----- Data rows
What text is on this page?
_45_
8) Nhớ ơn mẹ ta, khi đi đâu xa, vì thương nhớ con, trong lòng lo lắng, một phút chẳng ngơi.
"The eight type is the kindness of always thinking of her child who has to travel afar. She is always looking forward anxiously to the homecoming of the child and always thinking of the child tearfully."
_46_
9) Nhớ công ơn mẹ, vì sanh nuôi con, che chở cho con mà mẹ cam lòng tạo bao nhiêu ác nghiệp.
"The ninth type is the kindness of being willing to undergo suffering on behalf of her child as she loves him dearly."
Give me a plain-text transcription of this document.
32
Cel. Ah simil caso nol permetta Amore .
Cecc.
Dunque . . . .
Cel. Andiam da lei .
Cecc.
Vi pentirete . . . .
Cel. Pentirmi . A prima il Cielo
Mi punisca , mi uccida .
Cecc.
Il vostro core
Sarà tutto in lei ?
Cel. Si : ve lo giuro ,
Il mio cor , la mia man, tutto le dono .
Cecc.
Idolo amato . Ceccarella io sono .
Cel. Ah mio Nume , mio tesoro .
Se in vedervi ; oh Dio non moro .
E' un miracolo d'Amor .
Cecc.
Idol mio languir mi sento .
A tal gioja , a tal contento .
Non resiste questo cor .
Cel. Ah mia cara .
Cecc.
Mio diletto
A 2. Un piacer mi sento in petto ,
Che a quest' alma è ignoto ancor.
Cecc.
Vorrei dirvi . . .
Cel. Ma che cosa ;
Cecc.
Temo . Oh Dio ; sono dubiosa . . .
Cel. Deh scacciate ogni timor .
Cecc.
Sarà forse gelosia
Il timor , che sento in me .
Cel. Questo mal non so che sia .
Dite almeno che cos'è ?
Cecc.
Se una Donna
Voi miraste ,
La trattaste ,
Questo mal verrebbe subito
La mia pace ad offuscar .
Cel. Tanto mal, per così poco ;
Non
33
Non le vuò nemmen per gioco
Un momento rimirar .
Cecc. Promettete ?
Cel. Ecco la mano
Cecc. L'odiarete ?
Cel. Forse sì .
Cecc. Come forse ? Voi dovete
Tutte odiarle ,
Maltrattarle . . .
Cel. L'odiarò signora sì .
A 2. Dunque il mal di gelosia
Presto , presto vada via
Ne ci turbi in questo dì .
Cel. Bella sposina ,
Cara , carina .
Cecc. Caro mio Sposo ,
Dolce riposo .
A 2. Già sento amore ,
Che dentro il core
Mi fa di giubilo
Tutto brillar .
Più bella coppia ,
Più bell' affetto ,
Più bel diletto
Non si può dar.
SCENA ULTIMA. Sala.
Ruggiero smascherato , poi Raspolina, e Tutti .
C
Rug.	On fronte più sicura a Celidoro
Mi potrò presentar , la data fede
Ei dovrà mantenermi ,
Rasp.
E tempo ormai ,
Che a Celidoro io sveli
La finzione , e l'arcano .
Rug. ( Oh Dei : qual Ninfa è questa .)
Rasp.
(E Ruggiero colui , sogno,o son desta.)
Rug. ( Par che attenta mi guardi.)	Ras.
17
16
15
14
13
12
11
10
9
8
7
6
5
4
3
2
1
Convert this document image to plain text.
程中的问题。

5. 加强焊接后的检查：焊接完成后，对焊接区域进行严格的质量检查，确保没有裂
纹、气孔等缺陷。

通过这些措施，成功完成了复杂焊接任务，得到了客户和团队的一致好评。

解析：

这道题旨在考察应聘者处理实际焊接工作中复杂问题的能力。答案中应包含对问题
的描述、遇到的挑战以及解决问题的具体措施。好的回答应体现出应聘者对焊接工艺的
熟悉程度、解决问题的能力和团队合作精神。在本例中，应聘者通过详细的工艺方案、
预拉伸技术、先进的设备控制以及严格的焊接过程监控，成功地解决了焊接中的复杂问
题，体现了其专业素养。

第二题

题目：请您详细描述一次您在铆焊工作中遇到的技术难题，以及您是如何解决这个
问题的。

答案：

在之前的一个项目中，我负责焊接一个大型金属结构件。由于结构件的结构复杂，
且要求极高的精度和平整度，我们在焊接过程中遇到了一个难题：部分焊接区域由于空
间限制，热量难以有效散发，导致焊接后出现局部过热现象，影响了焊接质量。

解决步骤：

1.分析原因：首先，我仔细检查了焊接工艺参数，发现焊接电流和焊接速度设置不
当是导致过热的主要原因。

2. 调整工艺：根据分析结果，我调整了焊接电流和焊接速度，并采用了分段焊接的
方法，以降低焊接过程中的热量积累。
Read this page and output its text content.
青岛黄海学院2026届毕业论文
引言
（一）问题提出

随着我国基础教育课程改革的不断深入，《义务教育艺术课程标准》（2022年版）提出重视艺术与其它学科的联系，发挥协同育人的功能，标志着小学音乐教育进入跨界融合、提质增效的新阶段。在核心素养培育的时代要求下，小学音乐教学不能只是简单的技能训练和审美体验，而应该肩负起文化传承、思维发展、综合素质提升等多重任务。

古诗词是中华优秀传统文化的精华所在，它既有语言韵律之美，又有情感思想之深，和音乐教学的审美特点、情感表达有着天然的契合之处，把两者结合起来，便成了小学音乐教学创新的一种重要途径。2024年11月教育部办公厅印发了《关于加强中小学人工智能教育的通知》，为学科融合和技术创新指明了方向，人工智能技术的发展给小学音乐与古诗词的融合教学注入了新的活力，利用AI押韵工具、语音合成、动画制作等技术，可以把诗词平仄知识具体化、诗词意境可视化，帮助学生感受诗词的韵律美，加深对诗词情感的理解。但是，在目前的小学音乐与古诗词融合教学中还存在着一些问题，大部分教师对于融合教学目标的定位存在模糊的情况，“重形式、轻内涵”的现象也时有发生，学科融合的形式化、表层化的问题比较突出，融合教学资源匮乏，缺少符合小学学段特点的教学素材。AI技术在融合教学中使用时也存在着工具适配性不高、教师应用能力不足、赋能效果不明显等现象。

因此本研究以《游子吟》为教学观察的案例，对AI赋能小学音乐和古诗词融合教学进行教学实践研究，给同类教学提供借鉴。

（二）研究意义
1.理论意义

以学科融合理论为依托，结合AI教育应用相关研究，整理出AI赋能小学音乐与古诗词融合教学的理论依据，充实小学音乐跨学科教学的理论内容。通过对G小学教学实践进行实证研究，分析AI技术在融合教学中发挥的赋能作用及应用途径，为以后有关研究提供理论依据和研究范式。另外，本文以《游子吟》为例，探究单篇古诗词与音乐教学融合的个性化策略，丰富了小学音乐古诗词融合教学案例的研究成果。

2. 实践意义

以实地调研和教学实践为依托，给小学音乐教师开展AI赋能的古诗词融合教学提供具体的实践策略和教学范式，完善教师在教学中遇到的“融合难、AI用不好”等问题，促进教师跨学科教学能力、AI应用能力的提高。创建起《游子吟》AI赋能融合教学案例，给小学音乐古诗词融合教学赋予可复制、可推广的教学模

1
----------
Task directions
Nothing should be left out: return all of the records exactly.

Exercise response
What text is on this page?
_45_
8) Nhớ ơn mẹ ta, khi đi đâu xa, vì thương nhớ con, trong lòng lo lắng, một phút chẳng ngơi.
"The eight type is the kindness of always thinking of her child who has to travel afar. She is always looking forward anxiously to the homecoming of the child and always thinking of the child tearfully."
_46_
9) Nhớ công ơn mẹ, vì sanh nuôi con, che chở cho con mà mẹ cam lòng tạo bao nhiêu ác nghiệp.
"The ninth type is the kindness of being willing to undergo suffering on behalf of her child as she loves him dearly."
Give me a plain-text transcription of this document.
32
Cel. Ah simil caso nol permetta Amore .
Cecc.
Dunque . . . .
Cel. Andiam da lei .
Cecc.
Vi pentirete . . . .
Cel. Pentirmi . A prima il Cielo
Mi punisca , mi uccida .
Cecc.
Il vostro core
Sarà tutto in lei ?
Cel. Si : ve lo giuro ,
Il mio cor , la mia man, tutto le dono .
Cecc.
Idolo amato . Ceccarella io sono .
Cel. Ah mio Nume , mio tesoro .
Se in vedervi ; oh Dio non moro .
E' un miracolo d'Amor .
Cecc.
Idol mio languir mi sento .
A tal gioja , a tal contento .
Non resiste questo cor .
Cel. Ah mia cara .
Cecc.
Mio diletto
A 2. Un piacer mi sento in petto ,
Che a quest' alma è ignoto ancor.
Cecc.
Vorrei dirvi . . .
Cel. Ma che cosa ;
Cecc.
Temo . Oh Dio ; sono dubiosa . . .
Cel. Deh scacciate ogni timor .
Cecc.
Sarà forse gelosia
Il timor , che sento in me .
Cel. Questo mal non so che sia .
Dite almeno che cos'è ?
Cecc.
Se una Donna
Voi miraste ,
La trattaste ,
Questo mal verrebbe subito
La mia pace ad offuscar .
Cel. Tanto mal, per così poco ;
Non
33
Non le vuò nemmen per gioco
Un momento rimirar .
Cecc. Promettete ?
Cel. Ecco la mano
Cecc. L'odiarete ?
Cel. Forse sì .
Cecc. Come forse ? Voi dovete
Tutte odiarle ,
Maltrattarle . . .
Cel. L'odiarò signora sì .
A 2. Dunque il mal di gelosia
Presto , presto vada via
Ne ci turbi in questo dì .
Cel. Bella sposina ,
Cara , carina .
Cecc. Caro mio Sposo ,
Dolce riposo .
A 2. Già sento amore ,
Che dentro il core
Mi fa di giubilo
Tutto brillar .
Più bella coppia ,
Più bell' affetto ,
Più bel diletto
Non si può dar.
SCENA ULTIMA. Sala.
Ruggiero smascherato , poi Raspolina, e Tutti .
C
Rug.	On fronte più sicura a Celidoro
Mi potrò presentar , la data fede
Ei dovrà mantenermi ,
Rasp.
E tempo ormai ,
Che a Celidoro io sveli
La finzione , e l'arcano .
Rug. ( Oh Dei : qual Ninfa è questa .)
Rasp.
(E Ruggiero colui , sogno,o son desta.)
Rug. ( Par che attenta mi guardi.)	Ras.
17
16
15
14
13
12
11
10
9
8
7
6
5
4
3
2
1
Convert this document image to plain text.
程中的问题。

5. 加强焊接后的检查：焊接完成后，对焊接区域进行严格的质量检查，确保没有裂
纹、气孔等缺陷。

通过这些措施，成功完成了复杂焊接任务，得到了客户和团队的一致好评。

解析：

这道题旨在考察应聘者处理实际焊接工作中复杂问题的能力。答案中应包含对问题
的描述、遇到的挑战以及解决问题的具体措施。好的回答应体现出应聘者对焊接工艺的
熟悉程度、解决问题的能力和团队合作精神。在本例中，应聘者通过详细的工艺方案、
预拉伸技术、先进的设备控制以及严格的焊接过程监控，成功地解决了焊接中的复杂问
题，体现了其专业素养。

第二题

题目：请您详细描述一次您在铆焊工作中遇到的技术难题，以及您是如何解决这个
问题的。

答案：

在之前的一个项目中，我负责焊接一个大型金属结构件。由于结构件的结构复杂，
且要求极高的精度和平整度，我们在焊接过程中遇到了一个难题：部分焊接区域由于空
间限制，热量难以有效散发，导致焊接后出现局部过热现象，影响了焊接质量。

解决步骤：

1.分析原因：首先，我仔细检查了焊接工艺参数，发现焊接电流和焊接速度设置不
当是导致过热的主要原因。

2. 调整工艺：根据分析结果，我调整了焊接电流和焊接速度，并采用了分段焊接的
方法，以降低焊接过程中的热量积累。
Read this page and output its text content.
青岛黄海学院2026届毕业论文
引言
（一）问题提出

随着我国基础教育课程改革的不断深入，《义务教育艺术课程标准》（2022年版）提出重视艺术与其它学科的联系，发挥协同育人的功能，标志着小学音乐教育进入跨界融合、提质增效的新阶段。在核心素养培育的时代要求下，小学音乐教学不能只是简单的技能训练和审美体验，而应该肩负起文化传承、思维发展、综合素质提升等多重任务。

古诗词是中华优秀传统文化的精华所在，它既有语言韵律之美，又有情感思想之深，和音乐教学的审美特点、情感表达有着天然的契合之处，把两者结合起来，便成了小学音乐教学创新的一种重要途径。2024年11月教育部办公厅印发了《关于加强中小学人工智能教育的通知》，为学科融合和技术创新指明了方向，人工智能技术的发展给小学音乐与古诗词的融合教学注入了新的活力，利用AI押韵工具、语音合成、动画制作等技术，可以把诗词平仄知识具体化、诗词意境可视化，帮助学生感受诗词的韵律美，加深对诗词情感的理解。但是，在目前的小学音乐与古诗词融合教学中还存在着一些问题，大部分教师对于融合教学目标的定位存在模糊的情况，“重形式、轻内涵”的现象也时有发生，学科融合的形式化、表层化的问题比较突出，融合教学资源匮乏，缺少符合小学学段特点的教学素材。AI技术在融合教学中使用时也存在着工具适配性不高、教师应用能力不足、赋能效果不明显等现象。

因此本研究以《游子吟》为教学观察的案例，对AI赋能小学音乐和古诗词融合教学进行教学实践研究，给同类教学提供借鉴。

（二）研究意义
1.理论意义

以学科融合理论为依托，结合AI教育应用相关研究，整理出AI赋能小学音乐与古诗词融合教学的理论依据，充实小学音乐跨学科教学的理论内容。通过对G小学教学实践进行实证研究，分析AI技术在融合教学中发挥的赋能作用及应用途径，为以后有关研究提供理论依据和研究范式。另外，本文以《游子吟》为例，探究单篇古诗词与音乐教学融合的个性化策略，丰富了小学音乐古诗词融合教学案例的研究成果。

2. 实践意义

以实地调研和教学实践为依托，给小学音乐教师开展AI赋能的古诗词融合教学提供具体的实践策略和教学范式，完善教师在教学中遇到的“融合难、AI用不好”等问题，促进教师跨学科教学能力、AI应用能力的提高。创建起《游子吟》AI赋能融合教学案例，给小学音乐古诗词融合教学赋予可复制、可推广的教学模

1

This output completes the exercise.